# [Working data]
"""

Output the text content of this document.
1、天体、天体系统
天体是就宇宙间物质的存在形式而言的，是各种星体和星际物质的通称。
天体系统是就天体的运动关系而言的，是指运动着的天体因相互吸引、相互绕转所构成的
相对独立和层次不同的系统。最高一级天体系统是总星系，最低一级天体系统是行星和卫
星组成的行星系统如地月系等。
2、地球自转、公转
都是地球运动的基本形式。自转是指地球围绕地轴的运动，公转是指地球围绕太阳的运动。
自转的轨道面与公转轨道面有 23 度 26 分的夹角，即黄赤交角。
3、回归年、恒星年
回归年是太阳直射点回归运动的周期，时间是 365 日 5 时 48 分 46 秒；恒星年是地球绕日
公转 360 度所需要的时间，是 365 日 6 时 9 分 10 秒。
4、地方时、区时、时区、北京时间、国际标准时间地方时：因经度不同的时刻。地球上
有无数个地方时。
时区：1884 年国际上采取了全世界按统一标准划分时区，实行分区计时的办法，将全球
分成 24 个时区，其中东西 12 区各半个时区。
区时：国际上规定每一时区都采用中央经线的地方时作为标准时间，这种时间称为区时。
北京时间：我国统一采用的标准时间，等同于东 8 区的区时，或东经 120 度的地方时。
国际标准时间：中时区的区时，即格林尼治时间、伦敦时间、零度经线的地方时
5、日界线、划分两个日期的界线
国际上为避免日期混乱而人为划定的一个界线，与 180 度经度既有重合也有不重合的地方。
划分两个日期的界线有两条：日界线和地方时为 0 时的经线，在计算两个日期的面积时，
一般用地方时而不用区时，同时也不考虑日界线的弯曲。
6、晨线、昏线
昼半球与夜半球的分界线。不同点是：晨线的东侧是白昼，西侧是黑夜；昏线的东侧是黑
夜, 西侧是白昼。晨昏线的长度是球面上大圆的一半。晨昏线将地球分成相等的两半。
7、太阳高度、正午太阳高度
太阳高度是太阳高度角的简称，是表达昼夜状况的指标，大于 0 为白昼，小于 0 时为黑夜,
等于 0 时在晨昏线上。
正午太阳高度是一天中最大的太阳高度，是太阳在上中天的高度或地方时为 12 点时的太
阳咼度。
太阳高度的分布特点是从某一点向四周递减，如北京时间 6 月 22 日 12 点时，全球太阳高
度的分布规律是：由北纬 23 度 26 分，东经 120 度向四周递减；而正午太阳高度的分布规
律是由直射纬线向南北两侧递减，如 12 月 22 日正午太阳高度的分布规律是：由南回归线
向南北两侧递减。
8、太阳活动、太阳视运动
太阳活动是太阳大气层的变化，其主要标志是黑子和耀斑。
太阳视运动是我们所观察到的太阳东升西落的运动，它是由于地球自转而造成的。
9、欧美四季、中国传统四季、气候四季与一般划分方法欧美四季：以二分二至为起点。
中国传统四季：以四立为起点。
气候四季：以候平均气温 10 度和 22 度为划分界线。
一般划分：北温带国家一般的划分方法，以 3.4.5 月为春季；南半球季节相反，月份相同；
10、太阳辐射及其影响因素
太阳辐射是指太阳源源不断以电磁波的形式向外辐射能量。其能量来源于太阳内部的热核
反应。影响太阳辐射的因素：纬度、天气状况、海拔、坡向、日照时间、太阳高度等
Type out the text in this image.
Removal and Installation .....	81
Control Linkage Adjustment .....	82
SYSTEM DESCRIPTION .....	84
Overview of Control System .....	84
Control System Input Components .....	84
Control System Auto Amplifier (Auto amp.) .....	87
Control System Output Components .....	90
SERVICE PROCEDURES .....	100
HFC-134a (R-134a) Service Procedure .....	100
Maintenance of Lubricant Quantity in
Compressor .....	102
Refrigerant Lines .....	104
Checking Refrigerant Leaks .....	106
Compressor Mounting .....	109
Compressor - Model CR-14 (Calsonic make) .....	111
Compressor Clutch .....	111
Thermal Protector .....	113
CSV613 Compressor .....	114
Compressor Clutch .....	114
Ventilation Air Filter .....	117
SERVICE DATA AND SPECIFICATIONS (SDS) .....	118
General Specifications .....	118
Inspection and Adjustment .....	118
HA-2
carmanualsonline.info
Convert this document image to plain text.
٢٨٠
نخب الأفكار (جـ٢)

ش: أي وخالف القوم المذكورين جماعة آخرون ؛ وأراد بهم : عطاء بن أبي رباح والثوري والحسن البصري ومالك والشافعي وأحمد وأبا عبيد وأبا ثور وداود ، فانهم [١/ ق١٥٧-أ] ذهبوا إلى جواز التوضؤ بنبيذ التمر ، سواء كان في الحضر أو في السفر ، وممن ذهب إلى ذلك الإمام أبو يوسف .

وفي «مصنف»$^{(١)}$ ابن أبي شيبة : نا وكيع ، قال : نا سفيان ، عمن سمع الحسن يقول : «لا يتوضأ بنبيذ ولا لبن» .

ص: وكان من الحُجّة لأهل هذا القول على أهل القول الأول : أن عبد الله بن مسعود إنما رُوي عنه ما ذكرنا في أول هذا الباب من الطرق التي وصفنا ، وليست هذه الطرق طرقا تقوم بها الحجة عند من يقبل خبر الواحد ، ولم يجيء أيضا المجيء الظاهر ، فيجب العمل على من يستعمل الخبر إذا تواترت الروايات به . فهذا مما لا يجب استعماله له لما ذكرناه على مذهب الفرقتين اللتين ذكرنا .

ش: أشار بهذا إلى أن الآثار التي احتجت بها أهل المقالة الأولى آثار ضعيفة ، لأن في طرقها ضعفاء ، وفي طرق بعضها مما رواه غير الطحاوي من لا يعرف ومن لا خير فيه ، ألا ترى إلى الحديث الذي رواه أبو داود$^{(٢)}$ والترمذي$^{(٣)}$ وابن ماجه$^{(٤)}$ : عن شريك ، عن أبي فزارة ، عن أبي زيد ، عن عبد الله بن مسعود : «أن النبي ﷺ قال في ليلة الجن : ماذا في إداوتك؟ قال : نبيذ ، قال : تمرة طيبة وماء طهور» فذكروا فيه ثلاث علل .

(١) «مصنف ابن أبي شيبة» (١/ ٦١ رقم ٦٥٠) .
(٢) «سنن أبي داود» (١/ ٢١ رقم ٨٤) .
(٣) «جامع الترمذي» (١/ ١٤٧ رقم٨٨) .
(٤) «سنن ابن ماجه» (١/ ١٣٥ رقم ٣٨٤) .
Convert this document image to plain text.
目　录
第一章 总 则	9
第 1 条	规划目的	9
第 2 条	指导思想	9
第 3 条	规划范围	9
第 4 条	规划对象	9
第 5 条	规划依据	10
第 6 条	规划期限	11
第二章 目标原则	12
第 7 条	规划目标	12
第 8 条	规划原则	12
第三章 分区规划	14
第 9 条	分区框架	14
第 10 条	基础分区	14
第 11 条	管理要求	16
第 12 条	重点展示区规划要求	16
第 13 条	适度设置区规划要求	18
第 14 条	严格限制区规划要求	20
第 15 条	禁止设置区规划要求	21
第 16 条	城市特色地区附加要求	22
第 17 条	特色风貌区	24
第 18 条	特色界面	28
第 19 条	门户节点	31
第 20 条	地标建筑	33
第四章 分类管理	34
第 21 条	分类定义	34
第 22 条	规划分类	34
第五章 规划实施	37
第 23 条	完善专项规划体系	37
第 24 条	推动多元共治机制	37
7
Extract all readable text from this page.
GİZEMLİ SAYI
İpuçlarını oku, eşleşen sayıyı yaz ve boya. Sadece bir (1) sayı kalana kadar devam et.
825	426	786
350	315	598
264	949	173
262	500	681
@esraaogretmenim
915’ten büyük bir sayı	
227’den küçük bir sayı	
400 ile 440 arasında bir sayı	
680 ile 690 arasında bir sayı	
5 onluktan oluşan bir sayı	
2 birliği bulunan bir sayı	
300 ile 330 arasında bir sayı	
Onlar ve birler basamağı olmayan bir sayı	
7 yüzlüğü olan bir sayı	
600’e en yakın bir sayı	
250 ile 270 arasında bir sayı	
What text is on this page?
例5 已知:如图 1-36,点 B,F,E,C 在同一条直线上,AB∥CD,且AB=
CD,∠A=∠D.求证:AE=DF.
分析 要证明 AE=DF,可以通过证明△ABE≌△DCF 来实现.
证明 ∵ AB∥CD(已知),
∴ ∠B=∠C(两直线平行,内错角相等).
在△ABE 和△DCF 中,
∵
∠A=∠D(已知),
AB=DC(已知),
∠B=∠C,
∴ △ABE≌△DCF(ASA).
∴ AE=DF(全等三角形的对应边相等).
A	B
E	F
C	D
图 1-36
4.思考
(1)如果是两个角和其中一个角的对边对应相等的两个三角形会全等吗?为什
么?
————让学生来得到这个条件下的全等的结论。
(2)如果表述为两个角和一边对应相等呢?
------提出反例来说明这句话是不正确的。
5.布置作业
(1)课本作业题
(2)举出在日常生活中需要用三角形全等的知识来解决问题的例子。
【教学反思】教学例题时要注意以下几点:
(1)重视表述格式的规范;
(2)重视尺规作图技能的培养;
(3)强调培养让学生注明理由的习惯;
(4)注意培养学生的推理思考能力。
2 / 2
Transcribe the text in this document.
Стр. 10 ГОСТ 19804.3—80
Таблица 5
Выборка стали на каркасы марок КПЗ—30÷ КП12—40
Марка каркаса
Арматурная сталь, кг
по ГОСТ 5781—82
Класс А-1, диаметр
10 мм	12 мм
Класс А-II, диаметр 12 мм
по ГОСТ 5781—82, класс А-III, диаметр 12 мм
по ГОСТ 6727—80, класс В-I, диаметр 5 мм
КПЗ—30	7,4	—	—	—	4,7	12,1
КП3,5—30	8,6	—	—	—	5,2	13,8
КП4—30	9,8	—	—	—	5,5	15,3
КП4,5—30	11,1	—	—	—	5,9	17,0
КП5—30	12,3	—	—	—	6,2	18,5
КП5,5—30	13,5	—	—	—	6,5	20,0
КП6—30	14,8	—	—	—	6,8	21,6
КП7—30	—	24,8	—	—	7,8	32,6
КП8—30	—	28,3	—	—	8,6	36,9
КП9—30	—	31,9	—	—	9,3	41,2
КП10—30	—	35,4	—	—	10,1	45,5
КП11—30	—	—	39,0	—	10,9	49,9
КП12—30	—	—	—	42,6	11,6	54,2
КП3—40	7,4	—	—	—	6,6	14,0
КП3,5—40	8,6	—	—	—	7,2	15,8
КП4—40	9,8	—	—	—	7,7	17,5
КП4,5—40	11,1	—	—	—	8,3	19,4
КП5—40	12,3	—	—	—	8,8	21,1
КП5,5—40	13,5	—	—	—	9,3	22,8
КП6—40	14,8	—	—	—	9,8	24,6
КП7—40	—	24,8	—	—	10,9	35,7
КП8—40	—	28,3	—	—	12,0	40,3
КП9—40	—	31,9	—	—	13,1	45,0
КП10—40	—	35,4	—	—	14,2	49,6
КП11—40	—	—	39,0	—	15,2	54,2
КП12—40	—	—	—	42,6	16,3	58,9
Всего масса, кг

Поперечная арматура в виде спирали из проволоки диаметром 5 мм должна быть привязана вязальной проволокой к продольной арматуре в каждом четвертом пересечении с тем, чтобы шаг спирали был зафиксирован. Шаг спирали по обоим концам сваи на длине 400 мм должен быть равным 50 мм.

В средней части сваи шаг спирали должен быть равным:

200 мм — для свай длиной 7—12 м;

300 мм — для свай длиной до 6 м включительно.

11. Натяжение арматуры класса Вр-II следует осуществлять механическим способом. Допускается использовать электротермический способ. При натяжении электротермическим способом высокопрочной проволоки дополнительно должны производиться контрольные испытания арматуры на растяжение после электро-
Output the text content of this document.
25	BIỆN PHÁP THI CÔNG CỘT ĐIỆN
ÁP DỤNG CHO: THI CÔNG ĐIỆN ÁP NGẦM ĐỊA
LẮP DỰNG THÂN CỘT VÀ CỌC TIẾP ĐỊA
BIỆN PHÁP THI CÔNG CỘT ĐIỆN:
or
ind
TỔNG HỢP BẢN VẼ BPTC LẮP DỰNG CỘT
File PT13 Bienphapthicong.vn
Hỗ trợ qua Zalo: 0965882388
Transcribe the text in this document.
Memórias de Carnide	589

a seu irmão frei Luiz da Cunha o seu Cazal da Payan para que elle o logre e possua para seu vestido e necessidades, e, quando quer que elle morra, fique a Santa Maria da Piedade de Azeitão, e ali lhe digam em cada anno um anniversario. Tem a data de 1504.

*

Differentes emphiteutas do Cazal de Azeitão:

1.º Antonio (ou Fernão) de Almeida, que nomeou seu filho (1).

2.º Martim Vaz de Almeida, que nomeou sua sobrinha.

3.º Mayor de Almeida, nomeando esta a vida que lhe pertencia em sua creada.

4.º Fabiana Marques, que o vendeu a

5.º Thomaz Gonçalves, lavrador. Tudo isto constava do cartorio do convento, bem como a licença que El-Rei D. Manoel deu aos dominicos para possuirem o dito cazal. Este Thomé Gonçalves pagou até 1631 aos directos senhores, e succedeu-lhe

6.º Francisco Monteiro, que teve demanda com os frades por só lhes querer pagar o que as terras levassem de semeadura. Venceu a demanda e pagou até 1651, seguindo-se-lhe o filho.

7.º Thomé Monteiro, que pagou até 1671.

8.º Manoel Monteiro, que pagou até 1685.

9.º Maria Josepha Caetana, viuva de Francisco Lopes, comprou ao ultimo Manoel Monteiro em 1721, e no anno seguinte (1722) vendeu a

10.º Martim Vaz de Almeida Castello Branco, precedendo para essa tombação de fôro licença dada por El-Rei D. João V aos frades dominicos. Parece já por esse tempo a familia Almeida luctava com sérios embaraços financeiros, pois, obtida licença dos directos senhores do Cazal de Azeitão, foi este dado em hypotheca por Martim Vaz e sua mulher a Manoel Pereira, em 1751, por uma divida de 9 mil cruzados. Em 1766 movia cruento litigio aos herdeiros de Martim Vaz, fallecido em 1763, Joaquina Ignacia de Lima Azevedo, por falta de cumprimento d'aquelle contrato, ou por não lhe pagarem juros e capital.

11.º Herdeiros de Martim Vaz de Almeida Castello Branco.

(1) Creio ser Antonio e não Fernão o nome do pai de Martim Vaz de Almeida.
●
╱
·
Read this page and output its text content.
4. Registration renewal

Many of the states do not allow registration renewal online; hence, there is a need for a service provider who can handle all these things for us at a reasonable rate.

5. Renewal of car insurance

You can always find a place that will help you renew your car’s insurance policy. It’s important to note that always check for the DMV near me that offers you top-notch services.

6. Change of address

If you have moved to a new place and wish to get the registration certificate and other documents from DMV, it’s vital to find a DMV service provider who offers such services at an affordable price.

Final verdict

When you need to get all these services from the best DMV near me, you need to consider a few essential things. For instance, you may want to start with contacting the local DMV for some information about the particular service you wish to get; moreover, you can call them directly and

"""

Identify each line in the records above containing the word "these"; copy those lines.

# [Solution for this problem]
Many of the states do not allow registration renewal online; hence, there is a need for a service provider who can handle all these things for us at a reasonable rate.
When you need to get all these services from the best DMV near me, you need to consider a few essential things. For instance, you may want to start with contacting the local DMV for some information about the particular service you wish to get; moreover, you can call them directly and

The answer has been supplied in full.